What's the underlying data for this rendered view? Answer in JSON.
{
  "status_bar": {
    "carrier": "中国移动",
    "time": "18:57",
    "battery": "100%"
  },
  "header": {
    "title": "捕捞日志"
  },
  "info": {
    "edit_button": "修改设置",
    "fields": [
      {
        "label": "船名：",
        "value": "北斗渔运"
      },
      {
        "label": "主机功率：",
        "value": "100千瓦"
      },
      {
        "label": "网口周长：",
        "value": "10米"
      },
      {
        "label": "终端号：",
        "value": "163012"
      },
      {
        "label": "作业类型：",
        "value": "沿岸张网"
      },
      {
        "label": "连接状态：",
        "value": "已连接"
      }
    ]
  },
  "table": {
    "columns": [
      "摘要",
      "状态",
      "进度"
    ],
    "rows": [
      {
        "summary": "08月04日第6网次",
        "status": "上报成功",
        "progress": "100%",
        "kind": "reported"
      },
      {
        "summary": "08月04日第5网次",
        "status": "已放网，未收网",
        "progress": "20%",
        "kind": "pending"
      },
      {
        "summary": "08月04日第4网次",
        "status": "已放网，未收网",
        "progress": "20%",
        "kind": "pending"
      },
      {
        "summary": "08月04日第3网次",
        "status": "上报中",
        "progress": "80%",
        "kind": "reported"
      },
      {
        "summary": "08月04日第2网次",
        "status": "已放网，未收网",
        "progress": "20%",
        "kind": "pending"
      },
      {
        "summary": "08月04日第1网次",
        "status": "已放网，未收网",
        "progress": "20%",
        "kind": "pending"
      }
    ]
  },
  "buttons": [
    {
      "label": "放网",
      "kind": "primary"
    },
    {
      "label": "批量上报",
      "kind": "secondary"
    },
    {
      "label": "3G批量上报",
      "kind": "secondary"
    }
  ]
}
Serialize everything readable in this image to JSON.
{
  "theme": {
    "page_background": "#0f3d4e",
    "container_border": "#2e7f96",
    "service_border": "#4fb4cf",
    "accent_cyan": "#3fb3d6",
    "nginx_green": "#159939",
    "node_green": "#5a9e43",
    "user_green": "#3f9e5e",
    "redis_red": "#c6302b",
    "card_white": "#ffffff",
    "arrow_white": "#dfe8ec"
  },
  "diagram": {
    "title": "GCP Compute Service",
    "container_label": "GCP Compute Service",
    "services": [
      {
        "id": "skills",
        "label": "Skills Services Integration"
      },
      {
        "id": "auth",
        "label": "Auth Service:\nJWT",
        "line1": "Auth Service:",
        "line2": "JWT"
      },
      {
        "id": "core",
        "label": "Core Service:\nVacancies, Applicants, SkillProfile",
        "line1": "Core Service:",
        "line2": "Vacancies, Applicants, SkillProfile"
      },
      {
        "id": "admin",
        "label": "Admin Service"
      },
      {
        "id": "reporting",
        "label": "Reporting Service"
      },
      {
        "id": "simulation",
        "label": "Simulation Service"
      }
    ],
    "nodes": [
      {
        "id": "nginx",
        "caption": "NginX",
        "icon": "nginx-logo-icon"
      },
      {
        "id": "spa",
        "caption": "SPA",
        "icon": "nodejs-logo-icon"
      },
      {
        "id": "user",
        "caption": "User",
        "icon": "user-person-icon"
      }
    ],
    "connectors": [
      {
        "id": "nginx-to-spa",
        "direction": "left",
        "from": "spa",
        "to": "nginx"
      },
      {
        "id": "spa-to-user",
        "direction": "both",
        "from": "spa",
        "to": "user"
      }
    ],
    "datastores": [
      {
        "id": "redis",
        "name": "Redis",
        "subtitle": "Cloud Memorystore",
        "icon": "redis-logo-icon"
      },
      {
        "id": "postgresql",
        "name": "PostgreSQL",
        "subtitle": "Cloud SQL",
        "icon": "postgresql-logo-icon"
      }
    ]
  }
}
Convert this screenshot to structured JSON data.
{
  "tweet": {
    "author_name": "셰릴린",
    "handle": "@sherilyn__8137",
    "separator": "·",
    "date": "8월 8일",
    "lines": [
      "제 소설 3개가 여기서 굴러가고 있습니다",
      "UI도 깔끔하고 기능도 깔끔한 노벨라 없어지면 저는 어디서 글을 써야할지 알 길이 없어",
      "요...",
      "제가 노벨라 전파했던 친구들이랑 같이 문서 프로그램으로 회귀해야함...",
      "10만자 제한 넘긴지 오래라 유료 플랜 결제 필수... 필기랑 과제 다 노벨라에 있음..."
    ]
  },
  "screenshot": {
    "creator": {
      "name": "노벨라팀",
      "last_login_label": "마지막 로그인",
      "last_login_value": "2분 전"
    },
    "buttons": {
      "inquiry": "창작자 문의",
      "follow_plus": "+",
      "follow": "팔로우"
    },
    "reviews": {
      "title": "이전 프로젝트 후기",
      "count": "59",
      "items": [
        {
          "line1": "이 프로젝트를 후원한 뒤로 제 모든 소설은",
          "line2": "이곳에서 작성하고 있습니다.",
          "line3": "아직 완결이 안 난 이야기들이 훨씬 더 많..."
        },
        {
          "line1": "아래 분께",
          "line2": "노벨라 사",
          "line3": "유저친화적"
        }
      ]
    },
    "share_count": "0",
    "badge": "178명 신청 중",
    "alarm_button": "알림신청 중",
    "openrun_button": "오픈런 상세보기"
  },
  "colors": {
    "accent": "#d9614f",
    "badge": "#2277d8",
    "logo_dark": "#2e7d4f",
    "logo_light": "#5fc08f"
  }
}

• • • •

PROBLEM TO SOLVE:
Reproduce exactly the line that holds "Convert this screenshot", then every line after it, ending with the final line of the records above.

COMPLETED TASK:
Convert this screenshot to structured JSON data.
{
  "tweet": {
    "author_name": "셰릴린",
    "handle": "@sherilyn__8137",
    "separator": "·",
    "date": "8월 8일",
    "lines": [
      "제 소설 3개가 여기서 굴러가고 있습니다",
      "UI도 깔끔하고 기능도 깔끔한 노벨라 없어지면 저는 어디서 글을 써야할지 알 길이 없어",
      "요...",
      "제가 노벨라 전파했던 친구들이랑 같이 문서 프로그램으로 회귀해야함...",
      "10만자 제한 넘긴지 오래라 유료 플랜 결제 필수... 필기랑 과제 다 노벨라에 있음..."
    ]
  },
  "screenshot": {
    "creator": {
      "name": "노벨라팀",
      "last_login_label": "마지막 로그인",
      "last_login_value": "2분 전"
    },
    "buttons": {
      "inquiry": "창작자 문의",
      "follow_plus": "+",
      "follow": "팔로우"
    },
    "reviews": {
      "title": "이전 프로젝트 후기",
      "count": "59",
      "items": [
        {
          "line1": "이 프로젝트를 후원한 뒤로 제 모든 소설은",
          "line2": "이곳에서 작성하고 있습니다.",
          "line3": "아직 완결이 안 난 이야기들이 훨씬 더 많..."
        },
        {
          "line1": "아래 분께",
          "line2": "노벨라 사",
          "line3": "유저친화적"
        }
      ]
    },
    "share_count": "0",
    "badge": "178명 신청 중",
    "alarm_button": "알림신청 중",
    "openrun_button": "오픈런 상세보기"
  },
  "colors": {
    "accent": "#d9614f",
    "badge": "#2277d8",
    "logo_dark": "#2e7d4f",
    "logo_light": "#5fc08f"
  }
}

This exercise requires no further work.